• Given exercise: Rewrite the material from the line with "item 5 bbox=[130, 826, 800, 896]" to the line with "item 6: Marketing. bbox=[231, 983, 383, 1019]", replacing "logo" with "emblem" and leaving everything else unchanged.

>> START Given information

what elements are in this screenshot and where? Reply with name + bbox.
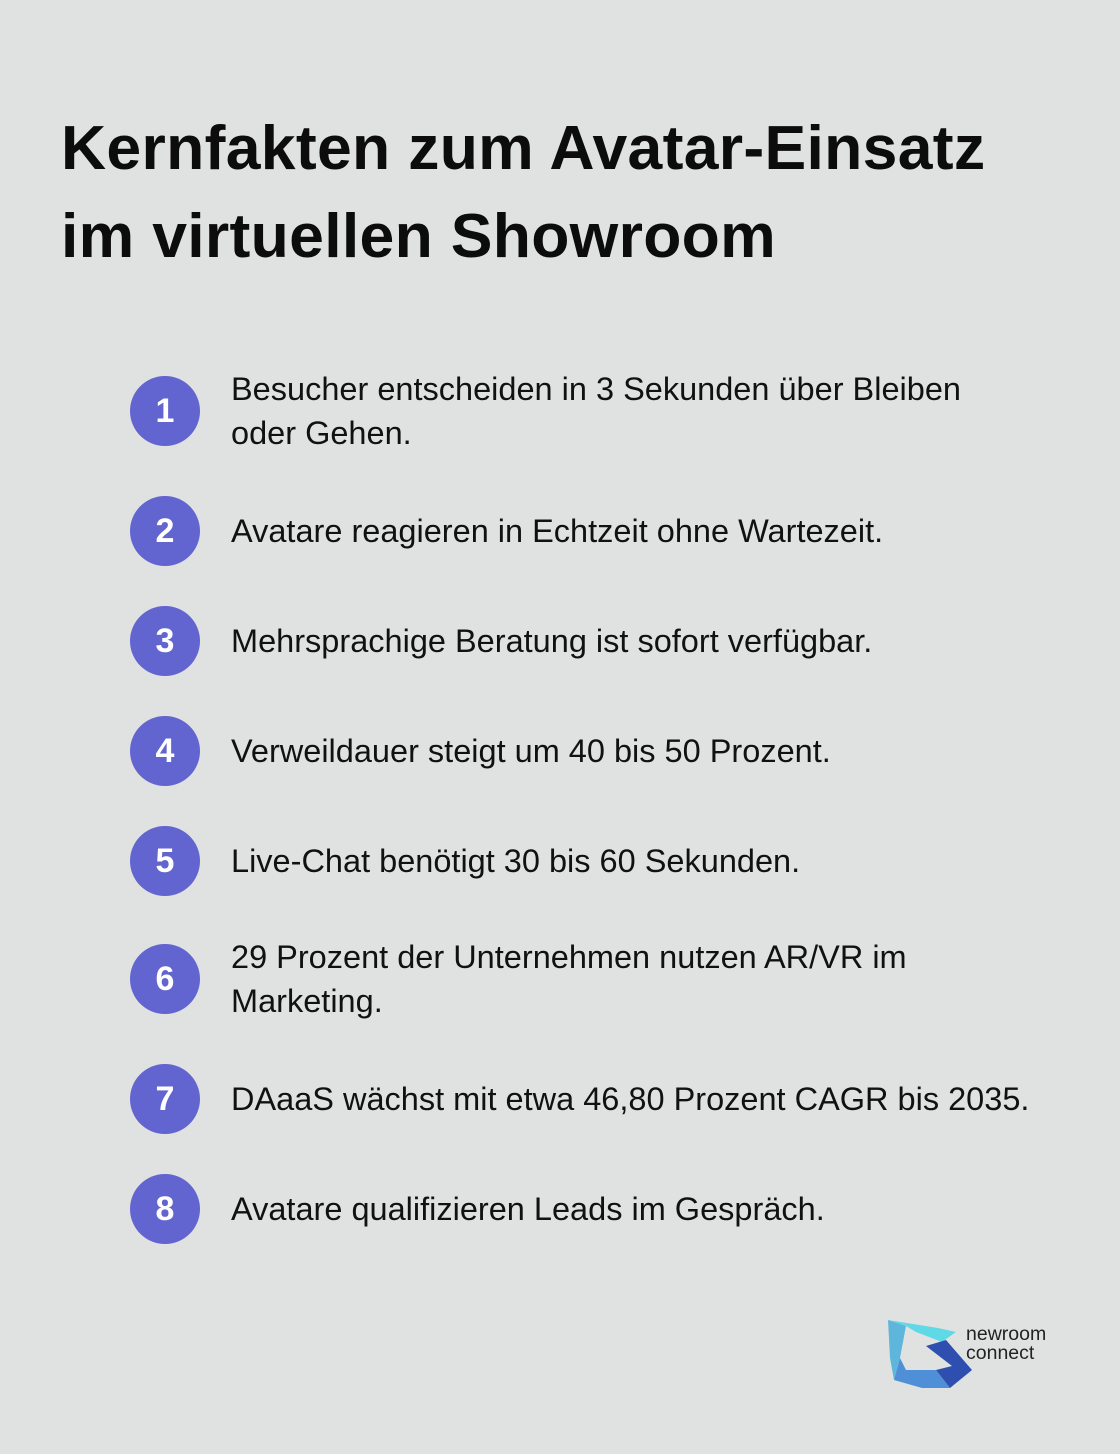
item 5 bbox=[130, 826, 800, 896]
item 7: 7 bbox=[156, 1080, 174, 1118]
title: im virtuellen Showroom bbox=[61, 201, 776, 271]
item 8: Avatare qualifizieren Leads im Gespräch. bbox=[231, 1191, 825, 1227]
item 3: 3 bbox=[156, 622, 174, 660]
item 3: Mehrsprachige Beratung ist sofort verfügbar. bbox=[231, 623, 872, 659]
item 3 bbox=[130, 606, 872, 676]
item 1: Besucher entscheiden in 3 Sekunden über Bleiben bbox=[231, 371, 961, 407]
item 5: 5 bbox=[156, 842, 174, 880]
logo bbox=[888, 1320, 1046, 1388]
logo: newroom bbox=[966, 1323, 1046, 1345]
item 6 bbox=[130, 939, 907, 1019]
item 4 bbox=[130, 716, 831, 786]
item 6: Marketing. bbox=[231, 983, 383, 1019]
item 6: 6 bbox=[156, 960, 174, 998]
title: Kernfakten zum Avatar-Einsatz bbox=[61, 113, 985, 183]
item 2: Avatare reagieren in Echtzeit ohne Wartezeit. bbox=[231, 513, 883, 549]
item 8: 8 bbox=[156, 1190, 174, 1228]
item 2: 2 bbox=[156, 512, 174, 550]
item 1 bbox=[130, 371, 961, 451]
item 4: Verweildauer steigt um 40 bis 50 Prozent. bbox=[231, 733, 831, 769]
item 6: 29 Prozent der Unternehmen nutzen AR/VR im bbox=[231, 939, 907, 975]
item 7 bbox=[130, 1064, 1029, 1134]
item 1: oder Gehen. bbox=[231, 415, 412, 451]
item 5: Live-Chat benötigt 30 bis 60 Sekunden. bbox=[231, 843, 800, 879]
item 2 bbox=[130, 496, 883, 566]
title bbox=[61, 113, 985, 271]
item 1: 1 bbox=[156, 392, 174, 430]
item 4: 4 bbox=[156, 732, 174, 770]
item 8 bbox=[130, 1174, 825, 1244]
item 7: DAaaS wächst mit etwa 46,80 Prozent CAGR bis 2035. bbox=[231, 1081, 1029, 1117]
logo: connect bbox=[966, 1342, 1034, 1364]
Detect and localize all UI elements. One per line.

>> END Given information

• Task result:
item 5 bbox=[130, 826, 800, 896]
item 7: 7 bbox=[156, 1080, 174, 1118]
title: im virtuellen Showroom bbox=[61, 201, 776, 271]
item 8: Avatare qualifizieren Leads im Gespräch. bbox=[231, 1191, 825, 1227]
item 3: 3 bbox=[156, 622, 174, 660]
item 3: Mehrsprachige Beratung ist sofort verfügbar. bbox=[231, 623, 872, 659]
item 3 bbox=[130, 606, 872, 676]
item 1: Besucher entscheiden in 3 Sekunden über Bleiben bbox=[231, 371, 961, 407]
item 5: 5 bbox=[156, 842, 174, 880]
emblem bbox=[888, 1320, 1046, 1388]
emblem: newroom bbox=[966, 1323, 1046, 1345]
item 6 bbox=[130, 939, 907, 1019]
item 4 bbox=[130, 716, 831, 786]
item 6: Marketing. bbox=[231, 983, 383, 1019]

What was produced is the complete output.